==== INPUT

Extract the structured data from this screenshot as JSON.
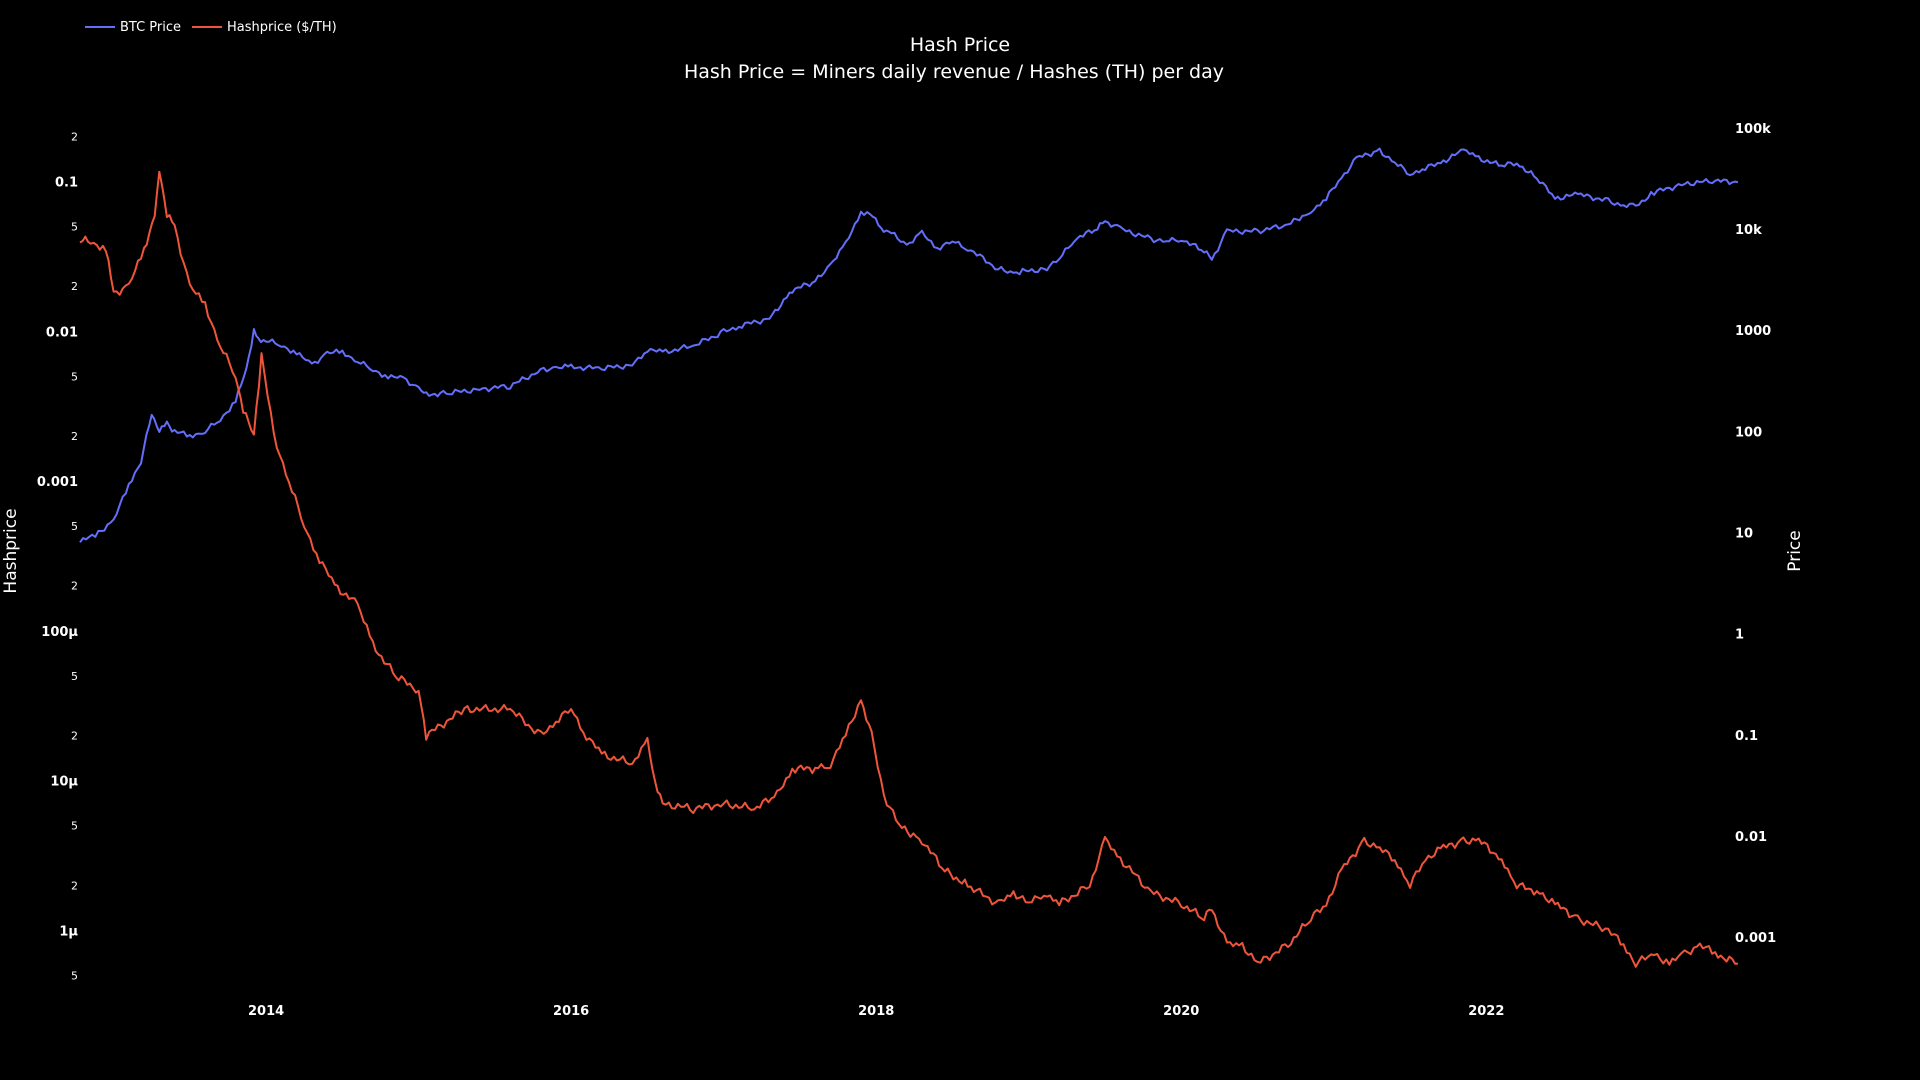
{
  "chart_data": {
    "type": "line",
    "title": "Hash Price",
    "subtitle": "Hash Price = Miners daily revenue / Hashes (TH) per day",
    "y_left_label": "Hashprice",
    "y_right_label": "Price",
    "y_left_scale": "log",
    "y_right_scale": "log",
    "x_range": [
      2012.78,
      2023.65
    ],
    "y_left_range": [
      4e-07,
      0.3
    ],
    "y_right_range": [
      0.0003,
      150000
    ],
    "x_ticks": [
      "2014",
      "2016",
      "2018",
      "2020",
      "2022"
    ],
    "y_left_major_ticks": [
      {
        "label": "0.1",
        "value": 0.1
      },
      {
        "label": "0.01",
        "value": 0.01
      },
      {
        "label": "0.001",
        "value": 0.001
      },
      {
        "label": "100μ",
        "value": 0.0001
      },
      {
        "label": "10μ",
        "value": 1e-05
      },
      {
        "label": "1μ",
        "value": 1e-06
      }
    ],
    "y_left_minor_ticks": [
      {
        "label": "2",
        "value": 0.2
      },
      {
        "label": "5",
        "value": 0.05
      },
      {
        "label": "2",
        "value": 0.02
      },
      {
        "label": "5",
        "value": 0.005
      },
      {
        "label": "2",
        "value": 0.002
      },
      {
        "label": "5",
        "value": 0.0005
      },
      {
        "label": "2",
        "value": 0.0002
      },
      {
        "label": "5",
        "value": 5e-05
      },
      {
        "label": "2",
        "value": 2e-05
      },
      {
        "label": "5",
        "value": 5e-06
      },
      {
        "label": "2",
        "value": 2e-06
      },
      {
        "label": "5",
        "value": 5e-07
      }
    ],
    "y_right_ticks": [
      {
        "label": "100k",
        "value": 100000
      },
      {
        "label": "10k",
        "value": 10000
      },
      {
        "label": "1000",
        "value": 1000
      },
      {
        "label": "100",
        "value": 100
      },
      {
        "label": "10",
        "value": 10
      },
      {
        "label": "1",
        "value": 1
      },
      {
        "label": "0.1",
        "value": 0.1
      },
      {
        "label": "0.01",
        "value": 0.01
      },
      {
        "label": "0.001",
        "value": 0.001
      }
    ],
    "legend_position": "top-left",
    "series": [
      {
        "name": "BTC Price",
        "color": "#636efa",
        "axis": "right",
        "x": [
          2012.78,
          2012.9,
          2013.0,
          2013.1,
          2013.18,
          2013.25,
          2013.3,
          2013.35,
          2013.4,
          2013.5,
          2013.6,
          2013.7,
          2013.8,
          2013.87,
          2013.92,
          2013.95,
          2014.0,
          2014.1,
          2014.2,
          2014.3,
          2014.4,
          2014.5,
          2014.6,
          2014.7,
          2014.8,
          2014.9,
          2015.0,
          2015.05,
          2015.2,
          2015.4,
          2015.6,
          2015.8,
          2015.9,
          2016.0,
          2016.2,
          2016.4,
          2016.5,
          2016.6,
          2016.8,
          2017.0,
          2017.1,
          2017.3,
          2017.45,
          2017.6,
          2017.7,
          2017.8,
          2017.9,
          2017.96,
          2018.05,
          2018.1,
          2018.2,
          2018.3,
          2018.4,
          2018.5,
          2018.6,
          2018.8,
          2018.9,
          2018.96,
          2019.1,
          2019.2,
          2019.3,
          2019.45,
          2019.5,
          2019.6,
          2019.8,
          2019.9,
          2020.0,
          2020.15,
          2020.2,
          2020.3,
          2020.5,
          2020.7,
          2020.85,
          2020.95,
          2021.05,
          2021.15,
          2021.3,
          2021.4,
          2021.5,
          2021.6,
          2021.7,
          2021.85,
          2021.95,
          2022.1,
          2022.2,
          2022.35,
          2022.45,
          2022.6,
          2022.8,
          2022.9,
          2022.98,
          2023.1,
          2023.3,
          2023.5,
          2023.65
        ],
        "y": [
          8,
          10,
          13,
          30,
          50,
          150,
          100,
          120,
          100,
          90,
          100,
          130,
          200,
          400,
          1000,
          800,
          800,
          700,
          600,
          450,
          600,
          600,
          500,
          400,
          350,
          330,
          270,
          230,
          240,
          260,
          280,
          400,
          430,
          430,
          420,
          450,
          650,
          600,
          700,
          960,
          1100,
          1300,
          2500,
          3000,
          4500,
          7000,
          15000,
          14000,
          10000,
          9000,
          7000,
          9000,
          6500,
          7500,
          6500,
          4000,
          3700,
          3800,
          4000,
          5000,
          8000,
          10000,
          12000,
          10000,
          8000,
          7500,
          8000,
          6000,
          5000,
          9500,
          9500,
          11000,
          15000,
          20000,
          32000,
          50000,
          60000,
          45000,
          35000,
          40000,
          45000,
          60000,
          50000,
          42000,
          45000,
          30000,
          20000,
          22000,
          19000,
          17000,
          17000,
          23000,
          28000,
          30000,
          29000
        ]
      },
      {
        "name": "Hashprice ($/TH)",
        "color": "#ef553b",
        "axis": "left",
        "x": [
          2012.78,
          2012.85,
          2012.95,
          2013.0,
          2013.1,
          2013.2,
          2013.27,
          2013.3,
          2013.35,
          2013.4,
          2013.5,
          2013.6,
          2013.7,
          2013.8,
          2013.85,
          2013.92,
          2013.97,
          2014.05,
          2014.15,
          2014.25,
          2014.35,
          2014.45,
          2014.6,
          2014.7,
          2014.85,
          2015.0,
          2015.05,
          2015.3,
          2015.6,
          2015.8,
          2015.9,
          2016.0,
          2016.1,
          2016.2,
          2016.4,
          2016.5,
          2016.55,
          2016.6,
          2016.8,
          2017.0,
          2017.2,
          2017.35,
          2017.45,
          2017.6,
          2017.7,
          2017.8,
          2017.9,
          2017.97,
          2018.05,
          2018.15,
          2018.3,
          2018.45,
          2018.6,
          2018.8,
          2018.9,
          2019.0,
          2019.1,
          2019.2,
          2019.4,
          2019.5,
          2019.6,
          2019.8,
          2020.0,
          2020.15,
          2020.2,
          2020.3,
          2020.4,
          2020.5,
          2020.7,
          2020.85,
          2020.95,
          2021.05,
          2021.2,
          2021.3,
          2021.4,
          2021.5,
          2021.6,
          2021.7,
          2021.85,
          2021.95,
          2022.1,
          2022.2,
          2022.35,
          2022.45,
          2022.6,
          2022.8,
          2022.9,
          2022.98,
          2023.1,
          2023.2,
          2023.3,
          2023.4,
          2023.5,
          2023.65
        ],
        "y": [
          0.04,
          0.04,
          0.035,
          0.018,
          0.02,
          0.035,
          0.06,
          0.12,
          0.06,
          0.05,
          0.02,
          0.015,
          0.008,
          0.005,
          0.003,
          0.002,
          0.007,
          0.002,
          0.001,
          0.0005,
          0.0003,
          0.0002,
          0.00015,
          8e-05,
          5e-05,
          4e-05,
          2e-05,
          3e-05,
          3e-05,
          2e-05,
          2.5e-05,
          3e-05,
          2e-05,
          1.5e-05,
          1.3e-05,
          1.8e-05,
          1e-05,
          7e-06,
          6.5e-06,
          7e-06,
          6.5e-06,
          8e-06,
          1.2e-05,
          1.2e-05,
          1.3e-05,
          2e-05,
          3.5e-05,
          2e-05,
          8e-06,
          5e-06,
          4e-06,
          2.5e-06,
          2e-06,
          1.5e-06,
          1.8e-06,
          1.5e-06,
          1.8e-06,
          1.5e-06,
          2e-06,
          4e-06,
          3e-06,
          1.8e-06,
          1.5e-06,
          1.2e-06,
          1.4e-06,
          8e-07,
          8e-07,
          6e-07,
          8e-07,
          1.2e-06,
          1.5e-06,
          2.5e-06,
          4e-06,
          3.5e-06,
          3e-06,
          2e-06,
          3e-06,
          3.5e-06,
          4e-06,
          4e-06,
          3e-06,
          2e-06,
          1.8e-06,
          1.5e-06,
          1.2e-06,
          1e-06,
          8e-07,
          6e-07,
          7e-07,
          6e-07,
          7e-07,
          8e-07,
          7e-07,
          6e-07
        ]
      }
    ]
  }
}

========

> _WHAT YOU WILL DO_: Show every line in the entries where the string "Hashprice" occurs.

> _IN RESPONSE_:
    "y_left_label": "Hashprice",
        "name": "Hashprice ($/TH)",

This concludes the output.